━━━ Raw data

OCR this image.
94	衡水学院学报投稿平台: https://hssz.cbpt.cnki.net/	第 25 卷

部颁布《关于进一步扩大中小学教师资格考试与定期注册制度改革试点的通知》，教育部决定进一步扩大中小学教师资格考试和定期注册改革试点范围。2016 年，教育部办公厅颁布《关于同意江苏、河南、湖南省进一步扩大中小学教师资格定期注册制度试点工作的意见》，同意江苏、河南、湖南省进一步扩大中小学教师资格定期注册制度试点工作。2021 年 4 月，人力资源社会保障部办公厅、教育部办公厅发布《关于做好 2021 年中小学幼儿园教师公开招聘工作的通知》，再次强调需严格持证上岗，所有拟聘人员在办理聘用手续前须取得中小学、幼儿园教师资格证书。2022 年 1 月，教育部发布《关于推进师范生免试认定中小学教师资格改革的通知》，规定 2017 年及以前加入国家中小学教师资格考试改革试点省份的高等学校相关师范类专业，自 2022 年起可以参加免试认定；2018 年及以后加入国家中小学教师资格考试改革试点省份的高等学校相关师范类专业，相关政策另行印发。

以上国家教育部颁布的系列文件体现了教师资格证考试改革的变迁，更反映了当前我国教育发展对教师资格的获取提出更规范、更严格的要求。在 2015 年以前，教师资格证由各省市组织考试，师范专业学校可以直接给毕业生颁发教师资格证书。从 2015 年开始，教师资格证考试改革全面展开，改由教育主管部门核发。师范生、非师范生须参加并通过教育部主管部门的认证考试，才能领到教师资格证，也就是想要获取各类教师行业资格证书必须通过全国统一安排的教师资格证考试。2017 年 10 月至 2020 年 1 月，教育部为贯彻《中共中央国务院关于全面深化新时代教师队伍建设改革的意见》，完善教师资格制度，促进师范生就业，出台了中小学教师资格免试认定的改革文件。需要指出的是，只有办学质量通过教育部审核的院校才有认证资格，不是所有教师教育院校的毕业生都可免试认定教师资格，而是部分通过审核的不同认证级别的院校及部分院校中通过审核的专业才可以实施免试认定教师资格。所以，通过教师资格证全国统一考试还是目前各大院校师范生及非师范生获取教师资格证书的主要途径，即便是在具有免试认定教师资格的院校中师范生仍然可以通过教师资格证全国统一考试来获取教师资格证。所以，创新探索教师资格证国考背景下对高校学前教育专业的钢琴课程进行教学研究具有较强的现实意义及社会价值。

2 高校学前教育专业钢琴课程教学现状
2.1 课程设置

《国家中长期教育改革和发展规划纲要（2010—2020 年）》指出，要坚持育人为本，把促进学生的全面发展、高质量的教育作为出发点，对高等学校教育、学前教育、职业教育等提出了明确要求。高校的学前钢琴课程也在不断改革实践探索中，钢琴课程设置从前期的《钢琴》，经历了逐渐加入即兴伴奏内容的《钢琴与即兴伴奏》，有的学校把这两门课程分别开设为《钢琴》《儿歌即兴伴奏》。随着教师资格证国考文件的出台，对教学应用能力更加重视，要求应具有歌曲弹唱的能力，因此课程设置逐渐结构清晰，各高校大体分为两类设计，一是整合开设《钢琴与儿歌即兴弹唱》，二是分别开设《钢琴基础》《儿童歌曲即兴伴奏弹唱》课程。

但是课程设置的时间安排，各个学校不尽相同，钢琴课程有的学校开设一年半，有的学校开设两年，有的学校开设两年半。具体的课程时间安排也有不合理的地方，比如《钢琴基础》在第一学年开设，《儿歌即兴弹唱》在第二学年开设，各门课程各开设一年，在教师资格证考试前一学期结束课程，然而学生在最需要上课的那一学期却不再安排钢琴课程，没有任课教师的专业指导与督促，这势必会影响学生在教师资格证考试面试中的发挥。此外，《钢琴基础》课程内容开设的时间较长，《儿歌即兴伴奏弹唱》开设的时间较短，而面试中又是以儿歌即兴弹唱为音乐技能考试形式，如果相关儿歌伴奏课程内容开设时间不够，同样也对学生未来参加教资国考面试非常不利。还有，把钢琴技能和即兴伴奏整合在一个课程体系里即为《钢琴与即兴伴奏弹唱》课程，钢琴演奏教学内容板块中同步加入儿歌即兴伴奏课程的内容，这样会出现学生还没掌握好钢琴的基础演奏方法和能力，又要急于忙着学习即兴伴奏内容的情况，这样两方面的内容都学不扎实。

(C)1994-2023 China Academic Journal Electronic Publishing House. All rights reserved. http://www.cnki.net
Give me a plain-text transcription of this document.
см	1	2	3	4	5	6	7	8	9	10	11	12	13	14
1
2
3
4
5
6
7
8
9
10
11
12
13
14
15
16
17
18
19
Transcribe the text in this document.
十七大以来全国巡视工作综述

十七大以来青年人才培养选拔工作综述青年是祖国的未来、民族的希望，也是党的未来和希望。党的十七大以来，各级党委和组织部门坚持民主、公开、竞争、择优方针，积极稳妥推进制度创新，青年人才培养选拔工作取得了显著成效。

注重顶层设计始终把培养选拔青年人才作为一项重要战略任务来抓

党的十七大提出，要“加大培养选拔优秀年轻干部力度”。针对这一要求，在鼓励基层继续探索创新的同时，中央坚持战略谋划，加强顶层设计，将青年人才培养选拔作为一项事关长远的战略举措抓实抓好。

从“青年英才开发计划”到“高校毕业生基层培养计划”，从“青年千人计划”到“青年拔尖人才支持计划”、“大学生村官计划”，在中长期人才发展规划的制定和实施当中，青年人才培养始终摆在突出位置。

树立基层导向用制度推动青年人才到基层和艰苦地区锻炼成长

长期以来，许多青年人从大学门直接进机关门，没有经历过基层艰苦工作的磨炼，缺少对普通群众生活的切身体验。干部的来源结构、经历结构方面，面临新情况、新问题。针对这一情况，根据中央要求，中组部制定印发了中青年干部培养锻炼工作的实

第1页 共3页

━━━━━━

From the entries above, extract every line where the word "document" appears.

Exercise response:
Give me a plain-text transcription of this document.
Transcribe the text in this document.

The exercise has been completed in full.